▶ **Data rows**
--- START ---

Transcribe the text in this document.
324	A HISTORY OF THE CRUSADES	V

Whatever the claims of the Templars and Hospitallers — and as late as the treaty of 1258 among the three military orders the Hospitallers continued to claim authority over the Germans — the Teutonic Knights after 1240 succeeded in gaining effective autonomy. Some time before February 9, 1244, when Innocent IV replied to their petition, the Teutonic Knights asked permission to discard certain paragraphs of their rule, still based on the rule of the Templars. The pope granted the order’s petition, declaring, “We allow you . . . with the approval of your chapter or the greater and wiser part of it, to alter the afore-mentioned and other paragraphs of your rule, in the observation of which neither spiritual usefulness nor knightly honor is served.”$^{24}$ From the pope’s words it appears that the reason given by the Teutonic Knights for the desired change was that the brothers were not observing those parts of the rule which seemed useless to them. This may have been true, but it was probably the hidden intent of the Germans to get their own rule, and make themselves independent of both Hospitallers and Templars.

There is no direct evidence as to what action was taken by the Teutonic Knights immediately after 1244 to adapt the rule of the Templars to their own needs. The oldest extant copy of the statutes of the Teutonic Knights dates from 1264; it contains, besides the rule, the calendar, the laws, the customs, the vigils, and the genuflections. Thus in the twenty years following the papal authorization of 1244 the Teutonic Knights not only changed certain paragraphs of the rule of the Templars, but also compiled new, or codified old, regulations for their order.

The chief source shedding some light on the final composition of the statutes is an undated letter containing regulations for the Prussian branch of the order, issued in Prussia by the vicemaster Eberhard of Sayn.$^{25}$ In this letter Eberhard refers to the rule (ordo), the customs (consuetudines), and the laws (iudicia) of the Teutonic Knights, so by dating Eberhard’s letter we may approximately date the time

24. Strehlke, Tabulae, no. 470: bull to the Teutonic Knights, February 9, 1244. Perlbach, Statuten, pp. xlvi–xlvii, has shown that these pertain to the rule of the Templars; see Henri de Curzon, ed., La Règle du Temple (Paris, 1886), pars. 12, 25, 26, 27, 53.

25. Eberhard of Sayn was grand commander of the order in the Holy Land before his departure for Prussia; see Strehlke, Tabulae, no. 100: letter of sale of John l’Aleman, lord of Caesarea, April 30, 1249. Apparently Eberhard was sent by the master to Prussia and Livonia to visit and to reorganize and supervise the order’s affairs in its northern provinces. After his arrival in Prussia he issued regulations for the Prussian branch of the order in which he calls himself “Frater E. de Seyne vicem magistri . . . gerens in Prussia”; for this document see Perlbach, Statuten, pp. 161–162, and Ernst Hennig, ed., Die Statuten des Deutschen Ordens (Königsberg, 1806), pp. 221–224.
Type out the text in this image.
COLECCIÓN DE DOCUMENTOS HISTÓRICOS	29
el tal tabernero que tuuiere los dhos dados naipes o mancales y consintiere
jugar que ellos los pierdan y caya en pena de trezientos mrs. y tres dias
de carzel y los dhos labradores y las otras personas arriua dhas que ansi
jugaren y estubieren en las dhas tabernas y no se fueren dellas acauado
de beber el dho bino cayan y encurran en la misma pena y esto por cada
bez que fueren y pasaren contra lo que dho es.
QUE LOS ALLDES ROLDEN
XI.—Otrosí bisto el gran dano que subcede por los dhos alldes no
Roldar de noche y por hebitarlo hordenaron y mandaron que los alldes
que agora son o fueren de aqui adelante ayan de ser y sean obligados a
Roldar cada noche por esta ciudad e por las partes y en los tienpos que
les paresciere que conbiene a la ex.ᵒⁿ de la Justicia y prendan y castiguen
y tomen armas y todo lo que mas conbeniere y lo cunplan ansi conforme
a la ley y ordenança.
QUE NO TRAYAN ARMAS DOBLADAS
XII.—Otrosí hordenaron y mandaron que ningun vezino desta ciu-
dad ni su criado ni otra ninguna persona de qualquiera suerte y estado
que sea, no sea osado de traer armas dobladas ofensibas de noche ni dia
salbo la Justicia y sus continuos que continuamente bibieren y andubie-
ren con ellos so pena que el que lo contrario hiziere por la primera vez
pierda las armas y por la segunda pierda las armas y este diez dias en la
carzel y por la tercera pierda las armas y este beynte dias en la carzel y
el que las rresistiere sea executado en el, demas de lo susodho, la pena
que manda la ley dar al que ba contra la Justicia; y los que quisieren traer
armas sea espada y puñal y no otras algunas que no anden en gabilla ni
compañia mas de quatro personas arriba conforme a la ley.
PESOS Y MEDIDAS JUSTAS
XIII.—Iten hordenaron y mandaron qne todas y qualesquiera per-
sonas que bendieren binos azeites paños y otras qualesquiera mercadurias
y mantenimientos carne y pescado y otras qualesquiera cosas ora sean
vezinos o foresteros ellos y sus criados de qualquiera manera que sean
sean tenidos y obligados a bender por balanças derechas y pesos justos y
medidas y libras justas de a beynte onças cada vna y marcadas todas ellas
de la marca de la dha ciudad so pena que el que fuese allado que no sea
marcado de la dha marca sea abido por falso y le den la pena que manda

--- END ---

▶ **Exercise aim**
Count the lines in which the string "hordenaron" appears, then report only that figure.

▶ **The answer**
3